Retype the material word for word.
====== DATASET RECORDS
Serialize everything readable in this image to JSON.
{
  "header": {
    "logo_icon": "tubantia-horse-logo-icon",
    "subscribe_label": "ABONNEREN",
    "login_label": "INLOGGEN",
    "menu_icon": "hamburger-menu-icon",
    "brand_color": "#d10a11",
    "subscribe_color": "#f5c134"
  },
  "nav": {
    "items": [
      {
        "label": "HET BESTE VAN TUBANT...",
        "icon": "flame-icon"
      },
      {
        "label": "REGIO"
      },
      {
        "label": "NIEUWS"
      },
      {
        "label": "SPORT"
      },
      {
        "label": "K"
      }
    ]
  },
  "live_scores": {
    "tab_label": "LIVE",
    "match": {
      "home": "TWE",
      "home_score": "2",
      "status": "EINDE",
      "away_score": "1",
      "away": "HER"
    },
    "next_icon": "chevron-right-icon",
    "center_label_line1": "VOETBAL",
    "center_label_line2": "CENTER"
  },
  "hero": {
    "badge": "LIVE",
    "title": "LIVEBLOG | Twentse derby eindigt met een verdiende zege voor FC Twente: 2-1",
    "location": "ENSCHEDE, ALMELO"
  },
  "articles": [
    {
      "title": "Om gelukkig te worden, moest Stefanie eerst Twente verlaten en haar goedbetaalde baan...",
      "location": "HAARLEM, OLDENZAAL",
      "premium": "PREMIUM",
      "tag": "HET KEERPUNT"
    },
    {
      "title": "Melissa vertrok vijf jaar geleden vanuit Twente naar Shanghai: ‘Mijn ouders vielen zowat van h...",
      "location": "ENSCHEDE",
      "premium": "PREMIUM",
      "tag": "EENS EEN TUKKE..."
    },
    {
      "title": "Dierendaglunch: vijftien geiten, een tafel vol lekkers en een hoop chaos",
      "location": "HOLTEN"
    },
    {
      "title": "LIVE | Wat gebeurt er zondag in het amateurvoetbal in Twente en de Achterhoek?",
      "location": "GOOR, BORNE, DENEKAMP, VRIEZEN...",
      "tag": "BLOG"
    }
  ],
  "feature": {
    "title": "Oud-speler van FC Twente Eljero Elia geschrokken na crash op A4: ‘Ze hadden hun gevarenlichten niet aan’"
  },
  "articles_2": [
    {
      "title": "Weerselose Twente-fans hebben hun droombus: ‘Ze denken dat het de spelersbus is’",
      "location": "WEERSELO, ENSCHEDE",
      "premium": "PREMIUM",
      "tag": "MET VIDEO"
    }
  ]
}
============
REPLY TO THE EXERCISE:
Serialize everything readable in this image to JSON.
{
  "header": {
    "logo_icon": "tubantia-horse-logo-icon",
    "subscribe_label": "ABONNEREN",
    "login_label": "INLOGGEN",
    "menu_icon": "hamburger-menu-icon",
    "brand_color": "#d10a11",
    "subscribe_color": "#f5c134"
  },
  "nav": {
    "items": [
      {
        "label": "HET BESTE VAN TUBANT...",
        "icon": "flame-icon"
      },
      {
        "label": "REGIO"
      },
      {
        "label": "NIEUWS"
      },
      {
        "label": "SPORT"
      },
      {
        "label": "K"
      }
    ]
  },
  "live_scores": {
    "tab_label": "LIVE",
    "match": {
      "home": "TWE",
      "home_score": "2",
      "status": "EINDE",
      "away_score": "1",
      "away": "HER"
    },
    "next_icon": "chevron-right-icon",
    "center_label_line1": "VOETBAL",
    "center_label_line2": "CENTER"
  },
  "hero": {
    "badge": "LIVE",
    "title": "LIVEBLOG | Twentse derby eindigt met een verdiende zege voor FC Twente: 2-1",
    "location": "ENSCHEDE, ALMELO"
  },
  "articles": [
    {
      "title": "Om gelukkig te worden, moest Stefanie eerst Twente verlaten en haar goedbetaalde baan...",
      "location": "HAARLEM, OLDENZAAL",
      "premium": "PREMIUM",
      "tag": "HET KEERPUNT"
    },
    {
      "title": "Melissa vertrok vijf jaar geleden vanuit Twente naar Shanghai: ‘Mijn ouders vielen zowat van h...",
      "location": "ENSCHEDE",
      "premium": "PREMIUM",
      "tag": "EENS EEN TUKKE..."
    },
    {
      "title": "Dierendaglunch: vijftien geiten, een tafel vol lekkers en een hoop chaos",
      "location": "HOLTEN"
    },
    {
      "title": "LIVE | Wat gebeurt er zondag in het amateurvoetbal in Twente en de Achterhoek?",
      "location": "GOOR, BORNE, DENEKAMP, VRIEZEN...",
      "tag": "BLOG"
    }
  ],
  "feature": {
    "title": "Oud-speler van FC Twente Eljero Elia geschrokken na crash op A4: ‘Ze hadden hun gevarenlichten niet aan’"
  },
  "articles_2": [
    {
      "title": "Weerselose Twente-fans hebben hun droombus: ‘Ze denken dat het de spelersbus is’",
      "location": "WEERSELO, ENSCHEDE",
      "premium": "PREMIUM",
      "tag": "MET VIDEO"
    }
  ]
}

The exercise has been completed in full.